WHAT IS NEEDED
Reproduce the rows below, switching every "interactable" to "clickable" and leaving everything else unchanged. Omit the pictures from the output.

DATA FOR PROCESSING
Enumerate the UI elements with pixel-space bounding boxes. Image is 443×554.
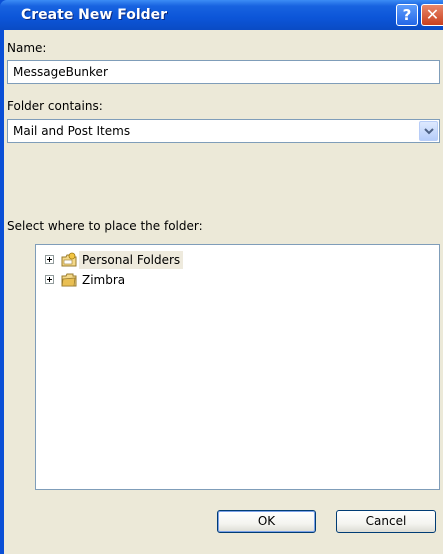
dropdown-button[interactable] [419,121,438,141]
location-label: Select where to place the folder: [7,219,203,233]
expand-icon[interactable] [45,255,54,264]
close-icon: ✕ [425,5,440,24]
mailbox-folder-icon [61,273,77,287]
close-button[interactable]: ✕ [421,4,443,26]
create-new-folder-dialog: Create New Folder ? ✕ Name: MessageBunke… [0,0,443,554]
dialog-body: Name: MessageBunker Folder contains: Mai… [4,30,443,554]
folder-contains-select[interactable]: Mail and Post Items [7,119,440,143]
name-input[interactable]: MessageBunker [7,60,440,84]
title-bar[interactable]: Create New Folder ? ✕ [0,0,443,30]
tree-node-label: Personal Folders [79,251,184,269]
tree-node-zimbra[interactable]: Zimbra [36,271,236,289]
expand-icon[interactable] [45,275,54,284]
help-button[interactable]: ? [396,4,418,26]
cancel-button[interactable]: Cancel [336,510,436,533]
ok-button[interactable]: OK [217,510,316,533]
tree-node-label: Zimbra [82,273,126,287]
dialog-title: Create New Folder [21,7,168,23]
personal-folders-icon [61,252,77,267]
name-label: Name: [7,41,47,55]
chevron-down-icon [424,128,434,135]
folder-contains-label: Folder contains: [7,99,103,113]
folder-tree[interactable]: Personal Folders Zimbra [35,244,440,490]
tree-node-personal-folders[interactable]: Personal Folders [36,251,236,269]
folder-contains-value: Mail and Post Items [13,124,131,138]
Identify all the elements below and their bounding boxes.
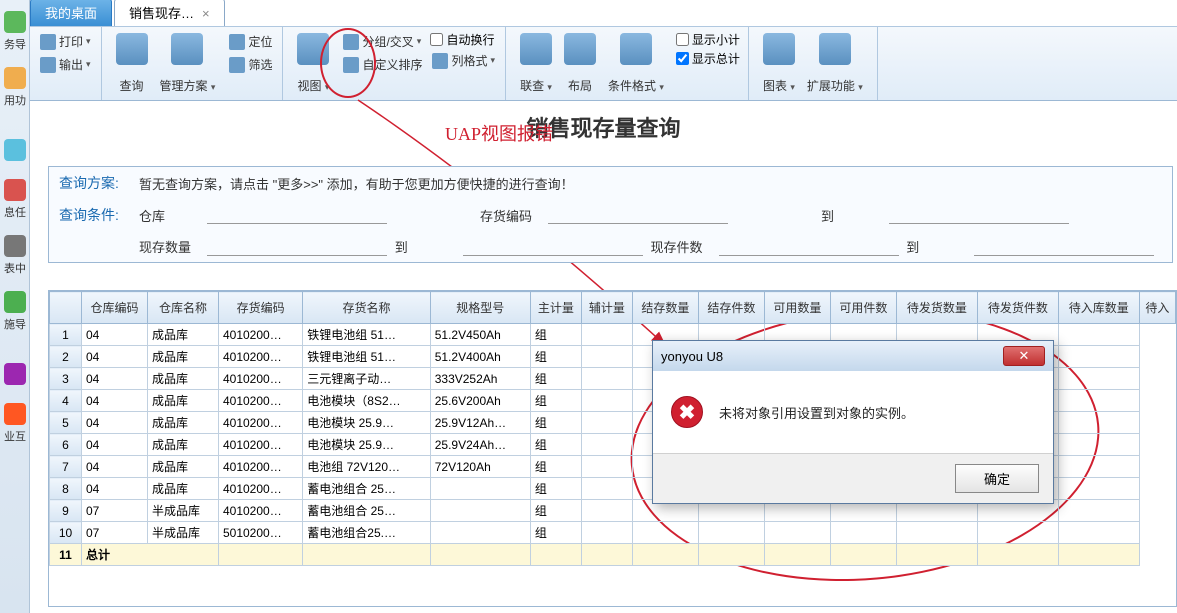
sb-icon: [4, 403, 26, 425]
col-rownum[interactable]: [50, 292, 82, 324]
autowrap-check[interactable]: 自动换行: [430, 31, 497, 48]
layout-icon: [564, 33, 596, 65]
ext-button[interactable]: 扩展功能 ▾: [801, 31, 869, 96]
pieces-to-input[interactable]: [974, 238, 1154, 256]
dialog-titlebar[interactable]: yonyou U8 ✕: [653, 341, 1053, 371]
condfmt-button[interactable]: 条件格式 ▾: [602, 31, 670, 96]
col-header[interactable]: 辅计量: [581, 292, 632, 324]
left-sidebar: 务导 用功 息任 表中 施导 业互: [0, 0, 30, 613]
ok-button[interactable]: 确定: [955, 464, 1039, 493]
scheme-icon: [171, 33, 203, 65]
export-button[interactable]: 输出▾: [38, 54, 93, 75]
sb-item-4[interactable]: 息任: [1, 169, 29, 224]
invcode-to-input[interactable]: [889, 206, 1069, 224]
scheme-button[interactable]: 管理方案 ▾: [154, 31, 222, 96]
total-row[interactable]: 11总计: [50, 544, 1176, 566]
sb-icon: [4, 139, 26, 161]
invcode-input[interactable]: [548, 206, 728, 224]
grandtotal-check[interactable]: 显示总计: [676, 50, 740, 67]
sb-icon: [4, 11, 26, 33]
sb-icon: [4, 235, 26, 257]
sb-item-2[interactable]: 用功: [1, 57, 29, 112]
condfmt-icon: [620, 33, 652, 65]
col-header[interactable]: 存货名称: [303, 292, 430, 324]
export-icon: [40, 57, 56, 73]
link-icon: [520, 33, 552, 65]
col-header[interactable]: 仓库名称: [148, 292, 219, 324]
col-header[interactable]: 主计量: [530, 292, 581, 324]
page-title: 销售现存量查询: [30, 101, 1177, 146]
group-button[interactable]: 分组/交叉▾: [341, 31, 424, 52]
pieces-input[interactable]: [719, 238, 899, 256]
sb-icon: [4, 179, 26, 201]
view-icon: [297, 33, 329, 65]
dialog-title: yonyou U8: [661, 349, 723, 364]
error-dialog: yonyou U8 ✕ ✖ 未将对象引用设置到对象的实例。 确定: [652, 340, 1054, 504]
sb-icon: [4, 67, 26, 89]
sb-item-3[interactable]: [1, 113, 29, 168]
tab-bar: 我的桌面 销售现存…×: [30, 0, 227, 26]
sb-item-7[interactable]: [1, 337, 29, 392]
close-icon[interactable]: ×: [202, 6, 210, 21]
linkquery-button[interactable]: 联查 ▾: [514, 31, 558, 96]
col-header[interactable]: 可用件数: [830, 292, 896, 324]
col-header[interactable]: 待发货件数: [977, 292, 1058, 324]
layout-button[interactable]: 布局: [558, 31, 602, 96]
sort-button[interactable]: 自定义排序: [341, 54, 424, 75]
col-header[interactable]: 规格型号: [430, 292, 530, 324]
col-header[interactable]: 结存数量: [632, 292, 698, 324]
colstyle-button[interactable]: 列格式▾: [430, 50, 497, 71]
qty-to-input[interactable]: [463, 238, 643, 256]
sb-icon: [4, 363, 26, 385]
table-row[interactable]: 1007半成品库5010200…蓄电池组合25.…组: [50, 522, 1176, 544]
filter-icon: [229, 57, 245, 73]
cond-label: 查询条件:: [59, 205, 139, 225]
search-icon: [116, 33, 148, 65]
column-icon: [432, 53, 448, 69]
chart-icon: [763, 33, 795, 65]
col-header[interactable]: 待入库数量: [1058, 292, 1139, 324]
col-header[interactable]: 待发货数量: [896, 292, 977, 324]
col-header[interactable]: 待入: [1139, 292, 1175, 324]
qty-input[interactable]: [207, 238, 387, 256]
query-panel: 查询方案: 暂无查询方案，请点击 "更多>>" 添加，有助于您更加方便快捷的进行…: [48, 166, 1173, 263]
sb-item-5[interactable]: 表中: [1, 225, 29, 280]
col-header[interactable]: 仓库编码: [82, 292, 148, 324]
tab-desktop[interactable]: 我的桌面: [30, 0, 112, 26]
print-button[interactable]: 打印▾: [38, 31, 93, 52]
dialog-message: 未将对象引用设置到对象的实例。: [719, 403, 914, 422]
warehouse-input[interactable]: [207, 206, 387, 224]
ext-icon: [819, 33, 851, 65]
sb-icon: [4, 291, 26, 313]
sort-icon: [343, 57, 359, 73]
annotation-text: UAP视图报错: [445, 120, 553, 146]
col-header[interactable]: 可用数量: [764, 292, 830, 324]
printer-icon: [40, 34, 56, 50]
tab-sales-stock[interactable]: 销售现存…×: [114, 0, 225, 26]
view-button[interactable]: 视图 ▾: [291, 31, 335, 96]
close-button[interactable]: ✕: [1003, 346, 1045, 366]
ribbon: 打印▾ 输出▾ 查询 管理方案 ▾ 定位 筛选 视图 ▾ 分组/交叉▾ 自定义排…: [30, 26, 1177, 101]
filter-button[interactable]: 筛选: [227, 54, 274, 75]
sb-item-8[interactable]: 业互: [1, 393, 29, 448]
scheme-label: 查询方案:: [59, 173, 139, 193]
col-header[interactable]: 结存件数: [698, 292, 764, 324]
locate-button[interactable]: 定位: [227, 31, 274, 52]
query-button[interactable]: 查询: [110, 31, 154, 96]
scheme-hint: 暂无查询方案，请点击 "更多>>" 添加，有助于您更加方便快捷的进行查询！: [139, 174, 574, 193]
group-icon: [343, 34, 359, 50]
chart-button[interactable]: 图表 ▾: [757, 31, 801, 96]
sb-item-6[interactable]: 施导: [1, 281, 29, 336]
subtotal-check[interactable]: 显示小计: [676, 31, 740, 48]
locate-icon: [229, 34, 245, 50]
col-header[interactable]: 存货编码: [218, 292, 302, 324]
error-icon: ✖: [671, 396, 703, 428]
sb-item-1[interactable]: 务导: [1, 1, 29, 56]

EXPECTED ANSWER
Enumerate the UI elements with pixel-space bounding boxes. Image is 443×554.
dropdown-button[clickable] [419,121,438,141]
location-label: Select where to place the folder: [7,219,203,233]
expand-icon[clickable] [45,255,54,264]
close-icon: ✕ [425,5,440,24]
mailbox-folder-icon [61,273,77,287]
close-button[clickable]: ✕ [421,4,443,26]
create-new-folder-dialog: Create New Folder ? ✕ Name: MessageBunke… [0,0,443,554]
dialog-body: Name: MessageBunker Folder contains: Mai… [4,30,443,554]
folder-contains-select[clickable]: Mail and Post Items [7,119,440,143]
name-input[clickable]: MessageBunker [7,60,440,84]
title-bar[clickable]: Create New Folder ? ✕ [0,0,443,30]
tree-node-label: Personal Folders [79,251,184,269]
tree-node-zimbra[clickable]: Zimbra [36,271,236,289]
expand-icon[clickable] [45,275,54,284]
help-button[clickable]: ? [396,4,418,26]
cancel-button[clickable]: Cancel [336,510,436,533]
ok-button[clickable]: OK [217,510,316,533]
tree-node-label: Zimbra [82,273,126,287]
dialog-title: Create New Folder [21,7,168,23]
personal-folders-icon [61,252,77,267]
name-label: Name: [7,41,47,55]
chevron-down-icon [424,128,434,135]
folder-contains-label: Folder contains: [7,99,103,113]
folder-tree[clickable]: Personal Folders Zimbra [35,244,440,490]
tree-node-personal-folders[clickable]: Personal Folders [36,251,236,269]
folder-contains-value: Mail and Post Items [13,124,131,138]
Identify all the elements below and their bounding boxes.
sb-icon: [4, 403, 26, 425]
col-rownum[clickable]: [50, 292, 82, 324]
autowrap-check[clickable]: 自动换行: [430, 31, 497, 48]
layout-icon: [564, 33, 596, 65]
ext-button[clickable]: 扩展功能 ▾: [801, 31, 869, 96]
pieces-to-input[clickable]: [974, 238, 1154, 256]
dialog-titlebar[clickable]: yonyou U8 ✕: [653, 341, 1053, 371]
condfmt-button[clickable]: 条件格式 ▾: [602, 31, 670, 96]
col-header[clickable]: 辅计量: [581, 292, 632, 324]
left-sidebar: 务导 用功 息任 表中 施导 业互: [0, 0, 30, 613]
ok-button[clickable]: 确定: [955, 464, 1039, 493]
scheme-icon: [171, 33, 203, 65]
export-button[clickable]: 输出▾: [38, 54, 93, 75]
sb-item-4[clickable]: 息任: [1, 169, 29, 224]
invcode-to-input[clickable]: [889, 206, 1069, 224]
scheme-button[clickable]: 管理方案 ▾: [154, 31, 222, 96]
total-row[clickable]: 11总计: [50, 544, 1176, 566]
sb-icon: [4, 139, 26, 161]
invcode-input[clickable]: [548, 206, 728, 224]
grandtotal-check[clickable]: 显示总计: [676, 50, 740, 67]
sb-icon: [4, 11, 26, 33]
sb-icon: [4, 235, 26, 257]
sb-item-2[clickable]: 用功: [1, 57, 29, 112]
condfmt-icon: [620, 33, 652, 65]
col-header[clickable]: 存货名称: [303, 292, 430, 324]
export-icon: [40, 57, 56, 73]
link-icon: [520, 33, 552, 65]
col-header[clickable]: 仓库名称: [148, 292, 219, 324]
col-header[clickable]: 主计量: [530, 292, 581, 324]
page-title: 销售现存量查询: [30, 101, 1177, 146]
group-button[clickable]: 分组/交叉▾: [341, 31, 424, 52]
pieces-input[clickable]: [719, 238, 899, 256]
sb-icon: [4, 179, 26, 201]
view-icon: [297, 33, 329, 65]
dialog-title: yonyou U8: [661, 349, 723, 364]
error-dialog: yonyou U8 ✕ ✖ 未将对象引用设置到对象的实例。 确定: [652, 340, 1054, 504]
sb-icon: [4, 67, 26, 89]
sb-item-3[clickable]: [1, 113, 29, 168]
tab-bar: 我的桌面 销售现存…×: [30, 0, 227, 26]
sb-item-7[clickable]: [1, 337, 29, 392]
close-icon[clickable]: ×: [202, 6, 210, 21]
linkquery-button[clickable]: 联查 ▾: [514, 31, 558, 96]
col-header[clickable]: 可用件数: [830, 292, 896, 324]
col-header[clickable]: 待发货件数: [977, 292, 1058, 324]
layout-button[clickable]: 布局: [558, 31, 602, 96]
sort-button[clickable]: 自定义排序: [341, 54, 424, 75]
col-header[clickable]: 规格型号: [430, 292, 530, 324]
col-header[clickable]: 结存数量: [632, 292, 698, 324]
colstyle-button[clickable]: 列格式▾: [430, 50, 497, 71]
qty-to-input[clickable]: [463, 238, 643, 256]
sb-icon: [4, 363, 26, 385]
table-row[clickable]: 1007半成品库5010200…蓄电池组合25.…组: [50, 522, 1176, 544]
filter-icon: [229, 57, 245, 73]
cond-label: 查询条件:: [59, 205, 139, 225]
search-icon: [116, 33, 148, 65]
column-icon: [432, 53, 448, 69]
chart-icon: [763, 33, 795, 65]
col-header[clickable]: 待入库数量: [1058, 292, 1139, 324]
col-header[clickable]: 待发货数量: [896, 292, 977, 324]
col-header[clickable]: 待入: [1139, 292, 1175, 324]
qty-input[clickable]: [207, 238, 387, 256]
query-panel: 查询方案: 暂无查询方案，请点击 "更多>>" 添加，有助于您更加方便快捷的进行…: [48, 166, 1173, 263]
sb-item-5[clickable]: 表中: [1, 225, 29, 280]
col-header[clickable]: 仓库编码: [82, 292, 148, 324]
tab-desktop[clickable]: 我的桌面: [30, 0, 112, 26]
print-button[clickable]: 打印▾: [38, 31, 93, 52]
dialog-message: 未将对象引用设置到对象的实例。: [719, 403, 914, 422]
warehouse-input[clickable]: [207, 206, 387, 224]
ext-icon: [819, 33, 851, 65]
sb-icon: [4, 291, 26, 313]
sort-icon: [343, 57, 359, 73]
annotation-text: UAP视图报错: [445, 120, 553, 146]
col-header[clickable]: 可用数量: [764, 292, 830, 324]
printer-icon: [40, 34, 56, 50]
tab-sales-stock[clickable]: 销售现存…×: [114, 0, 225, 26]
view-button[clickable]: 视图 ▾: [291, 31, 335, 96]
close-button[clickable]: ✕: [1003, 346, 1045, 366]
ribbon: 打印▾ 输出▾ 查询 管理方案 ▾ 定位 筛选 视图 ▾ 分组/交叉▾ 自定义排…: [30, 26, 1177, 101]
filter-button[clickable]: 筛选: [227, 54, 274, 75]
sb-item-8[clickable]: 业互: [1, 393, 29, 448]
scheme-label: 查询方案:: [59, 173, 139, 193]
col-header[clickable]: 结存件数: [698, 292, 764, 324]
locate-button[clickable]: 定位: [227, 31, 274, 52]
query-button[clickable]: 查询: [110, 31, 154, 96]
scheme-hint: 暂无查询方案，请点击 "更多>>" 添加，有助于您更加方便快捷的进行查询！: [139, 174, 574, 193]
group-icon: [343, 34, 359, 50]
chart-button[clickable]: 图表 ▾: [757, 31, 801, 96]
sb-item-6[clickable]: 施导: [1, 281, 29, 336]
subtotal-check[clickable]: 显示小计: [676, 31, 740, 48]
locate-icon: [229, 34, 245, 50]
col-header[clickable]: 存货编码: [218, 292, 302, 324]
error-icon: ✖: [671, 396, 703, 428]
sb-item-1[clickable]: 务导: [1, 1, 29, 56]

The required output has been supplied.